··· The data ···

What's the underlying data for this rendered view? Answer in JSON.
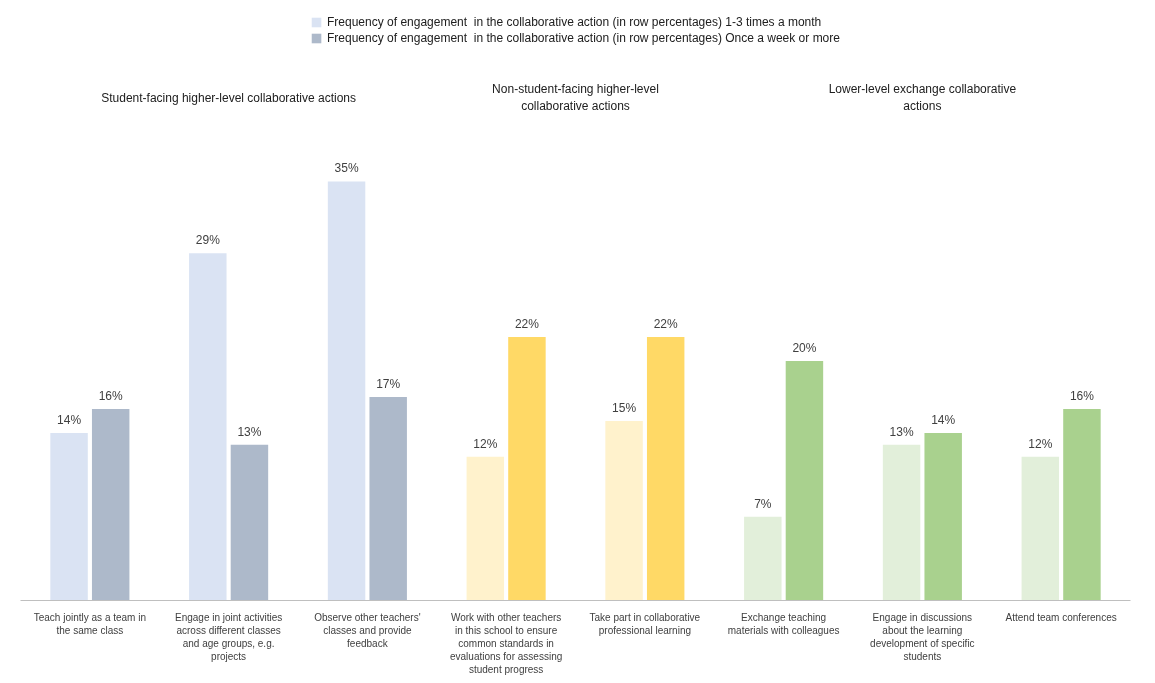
{
  "chart_data": {
    "type": "bar",
    "categories": [
      "Teach jointly as a team in the same class",
      "Engage in joint activities across different classes and age groups, e.g. projects",
      "Observe other teachers' classes and provide feedback",
      "Work with other teachers in this school to ensure common standards in evaluations for assessing student progress",
      "Take part in collaborative professional learning",
      "Exchange teaching materials with colleagues",
      "Engage in discussions about the learning development of specific students",
      "Attend team conferences"
    ],
    "series": [
      {
        "name": "Frequency of engagement  in the collaborative action (in row percentages) 1-3 times a month",
        "colors": [
          "#dae3f3",
          "#dae3f3",
          "#dae3f3",
          "#fff2cc",
          "#fff2cc",
          "#e2efda",
          "#e2efda",
          "#e2efda"
        ],
        "values": [
          14,
          29,
          35,
          12,
          15,
          7,
          13,
          12
        ],
        "value_labels": [
          "14%",
          "29%",
          "35%",
          "12%",
          "15%",
          "7%",
          "13%",
          "12%"
        ]
      },
      {
        "name": "Frequency of engagement  in the collaborative action (in row percentages) Once a week or more",
        "colors": [
          "#adb9ca",
          "#adb9ca",
          "#adb9ca",
          "#ffd966",
          "#ffd966",
          "#a9d18e",
          "#a9d18e",
          "#a9d18e"
        ],
        "values": [
          16,
          13,
          17,
          22,
          22,
          20,
          14,
          16
        ],
        "value_labels": [
          "16%",
          "13%",
          "17%",
          "22%",
          "22%",
          "20%",
          "14%",
          "16%"
        ]
      }
    ],
    "annotations": [
      "Student-facing higher-level collaborative actions",
      "Non-student-facing higher-level collaborative actions",
      "Lower-level exchange collaborative actions"
    ],
    "legend": "top"
  }
}
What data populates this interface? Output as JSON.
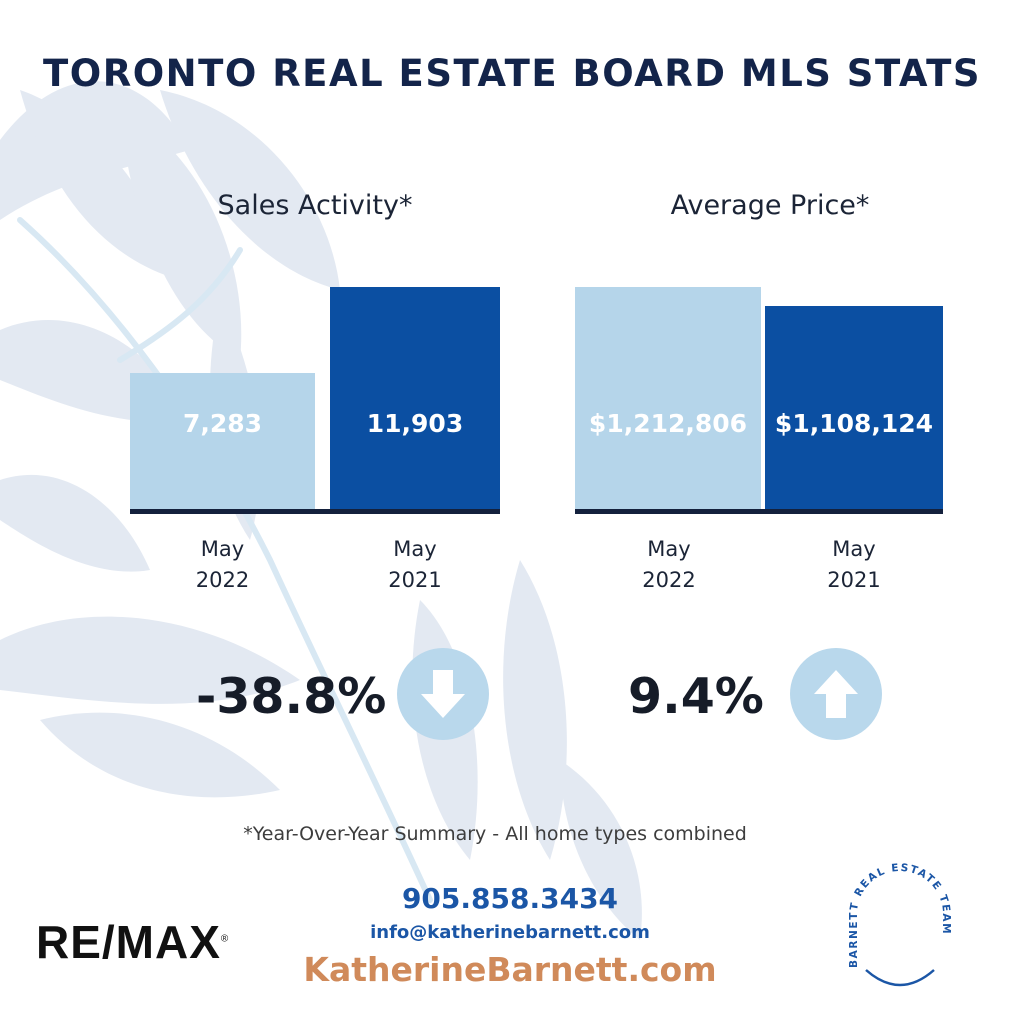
{
  "title": "TORONTO REAL ESTATE BOARD MLS STATS",
  "chart_data": [
    {
      "type": "bar",
      "title": "Sales Activity*",
      "categories": [
        [
          "May",
          "2022"
        ],
        [
          "May",
          "2021"
        ]
      ],
      "values": [
        7283,
        11903
      ],
      "value_labels": [
        "7,283",
        "11,903"
      ],
      "ylim": [
        0,
        12300
      ],
      "colors": [
        "#b5d5ea",
        "#0b4fa2"
      ]
    },
    {
      "type": "bar",
      "title": "Average Price*",
      "categories": [
        [
          "May",
          "2022"
        ],
        [
          "May",
          "2021"
        ]
      ],
      "values": [
        1212806,
        1108124
      ],
      "value_labels": [
        "$1,212,806",
        "$1,108,124"
      ],
      "ylim": [
        0,
        1250000
      ],
      "colors": [
        "#b5d5ea",
        "#0b4fa2"
      ]
    }
  ],
  "changes": [
    {
      "value": "-38.8%",
      "direction": "down",
      "icon": "arrow-down-icon"
    },
    {
      "value": "9.4%",
      "direction": "up",
      "icon": "arrow-up-icon"
    }
  ],
  "footnote": "*Year-Over-Year Summary - All home types combined",
  "contact": {
    "phone": "905.858.3434",
    "email": "info@katherinebarnett.com",
    "website": "KatherineBarnett.com"
  },
  "logo": {
    "text": "RE/MAX",
    "reg": "®"
  },
  "seal": {
    "text": "BARNETT REAL ESTATE TEAM"
  },
  "colors": {
    "title": "#13244a",
    "accent": "#1b56a6",
    "website": "#d08a5a",
    "light_bar": "#b5d5ea",
    "dark_bar": "#0b4fa2",
    "circle": "#b9d8ec"
  }
}
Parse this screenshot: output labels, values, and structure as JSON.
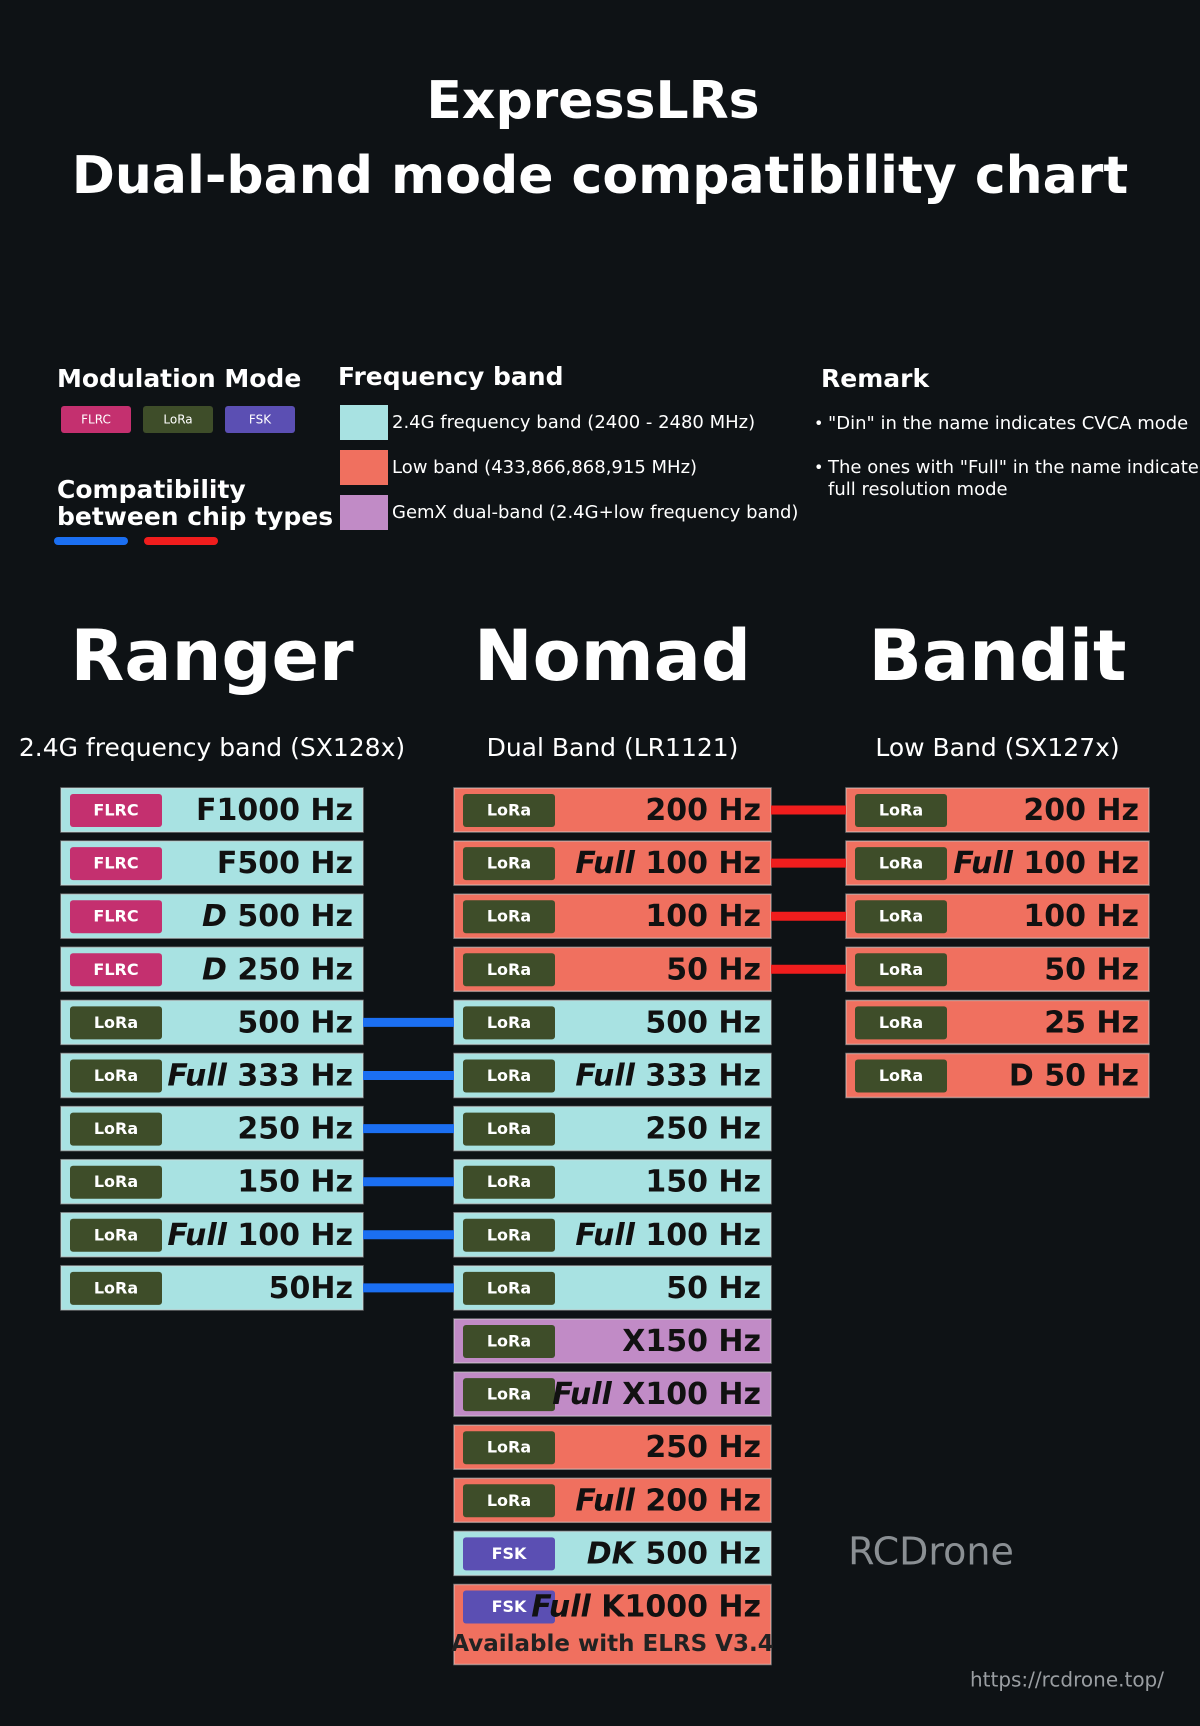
{
  "header": {
    "title": [
      "ExpressLRs",
      "Dual-band mode compatibility chart"
    ]
  },
  "legend": {
    "modulation_title": "Modulation Mode",
    "modulations": [
      {
        "label": "FLRC",
        "color": "#c4306f"
      },
      {
        "label": "LoRa",
        "color": "#3e4d29"
      },
      {
        "label": "FSK",
        "color": "#5b4fb3"
      }
    ],
    "compat_title": [
      "Compatibility",
      "between chip types"
    ],
    "compat_colors": [
      "#1b6ff2",
      "#f01d1d"
    ],
    "frequency_title": "Frequency band",
    "bands": [
      {
        "label": "2.4G frequency band (2400 - 2480 MHz)",
        "color": "#a8e2e2"
      },
      {
        "label": "Low band (433,866,868,915 MHz)",
        "color": "#f0705f"
      },
      {
        "label": "GemX dual-band (2.4G+low frequency band)",
        "color": "#c18bc6"
      }
    ],
    "remark_title": "Remark",
    "remarks": [
      [
        "\"Din\" in the name indicates CVCA mode"
      ],
      [
        "The ones with \"Full\" in the name indicate",
        "full resolution mode"
      ]
    ]
  },
  "columns": [
    {
      "name": "Ranger",
      "subtitle": "2.4G frequency band (SX128x)",
      "rows": [
        {
          "mod": "FLRC",
          "band": 0,
          "rate": "F1000 Hz"
        },
        {
          "mod": "FLRC",
          "band": 0,
          "rate": "F500 Hz"
        },
        {
          "mod": "FLRC",
          "band": 0,
          "prefix": "D",
          "rate": "500 Hz"
        },
        {
          "mod": "FLRC",
          "band": 0,
          "prefix": "D",
          "rate": "250 Hz"
        },
        {
          "mod": "LoRa",
          "band": 0,
          "rate": "500 Hz"
        },
        {
          "mod": "LoRa",
          "band": 0,
          "prefix": "Full",
          "rate": "333 Hz"
        },
        {
          "mod": "LoRa",
          "band": 0,
          "rate": "250 Hz"
        },
        {
          "mod": "LoRa",
          "band": 0,
          "rate": "150 Hz"
        },
        {
          "mod": "LoRa",
          "band": 0,
          "prefix": "Full",
          "rate": "100 Hz"
        },
        {
          "mod": "LoRa",
          "band": 0,
          "rate": "50Hz"
        }
      ]
    },
    {
      "name": "Nomad",
      "subtitle": "Dual Band (LR1121)",
      "rows": [
        {
          "mod": "LoRa",
          "band": 1,
          "rate": "200 Hz"
        },
        {
          "mod": "LoRa",
          "band": 1,
          "prefix": "Full",
          "rate": "100 Hz"
        },
        {
          "mod": "LoRa",
          "band": 1,
          "rate": "100 Hz"
        },
        {
          "mod": "LoRa",
          "band": 1,
          "rate": "50 Hz"
        },
        {
          "mod": "LoRa",
          "band": 0,
          "rate": "500 Hz"
        },
        {
          "mod": "LoRa",
          "band": 0,
          "prefix": "Full",
          "rate": "333 Hz"
        },
        {
          "mod": "LoRa",
          "band": 0,
          "rate": "250 Hz"
        },
        {
          "mod": "LoRa",
          "band": 0,
          "rate": "150 Hz"
        },
        {
          "mod": "LoRa",
          "band": 0,
          "prefix": "Full",
          "rate": "100 Hz"
        },
        {
          "mod": "LoRa",
          "band": 0,
          "rate": "50 Hz"
        },
        {
          "mod": "LoRa",
          "band": 2,
          "rate": "X150 Hz"
        },
        {
          "mod": "LoRa",
          "band": 2,
          "prefix": "Full",
          "rate": "X100 Hz"
        },
        {
          "mod": "LoRa",
          "band": 1,
          "rate": "250 Hz"
        },
        {
          "mod": "LoRa",
          "band": 1,
          "prefix": "Full",
          "rate": "200 Hz"
        },
        {
          "mod": "FSK",
          "band": 0,
          "prefix": "DK",
          "rate": "500 Hz"
        },
        {
          "mod": "FSK",
          "band": 1,
          "prefix": "Full",
          "rate": "K1000 Hz",
          "note": "Available with ELRS V3.4"
        }
      ]
    },
    {
      "name": "Bandit",
      "subtitle": "Low Band (SX127x)",
      "rows": [
        {
          "mod": "LoRa",
          "band": 1,
          "rate": "200 Hz"
        },
        {
          "mod": "LoRa",
          "band": 1,
          "prefix": "Full",
          "rate": "100 Hz"
        },
        {
          "mod": "LoRa",
          "band": 1,
          "rate": "100 Hz"
        },
        {
          "mod": "LoRa",
          "band": 1,
          "rate": "50 Hz"
        },
        {
          "mod": "LoRa",
          "band": 1,
          "rate": "25 Hz"
        },
        {
          "mod": "LoRa",
          "band": 1,
          "rate": "D 50 Hz"
        }
      ]
    }
  ],
  "links": [
    {
      "from": [
        0,
        4
      ],
      "to": [
        1,
        4
      ],
      "compat": 0
    },
    {
      "from": [
        0,
        5
      ],
      "to": [
        1,
        5
      ],
      "compat": 0
    },
    {
      "from": [
        0,
        6
      ],
      "to": [
        1,
        6
      ],
      "compat": 0
    },
    {
      "from": [
        0,
        7
      ],
      "to": [
        1,
        7
      ],
      "compat": 0
    },
    {
      "from": [
        0,
        8
      ],
      "to": [
        1,
        8
      ],
      "compat": 0
    },
    {
      "from": [
        0,
        9
      ],
      "to": [
        1,
        9
      ],
      "compat": 0
    },
    {
      "from": [
        1,
        0
      ],
      "to": [
        2,
        0
      ],
      "compat": 1
    },
    {
      "from": [
        1,
        1
      ],
      "to": [
        2,
        1
      ],
      "compat": 1
    },
    {
      "from": [
        1,
        2
      ],
      "to": [
        2,
        2
      ],
      "compat": 1
    },
    {
      "from": [
        1,
        3
      ],
      "to": [
        2,
        3
      ],
      "compat": 1
    }
  ],
  "watermark": {
    "brand": "RCDrone",
    "url": "https://rcdrone.top/"
  }
}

···

• [Work to be completed]: Copy every line of the entries above in which "classes" occurs.

• [Output of the exercise]:
      "Engage in joint activities across different classes and age groups, e.g. projects",
      "Observe other teachers' classes and provide feedback",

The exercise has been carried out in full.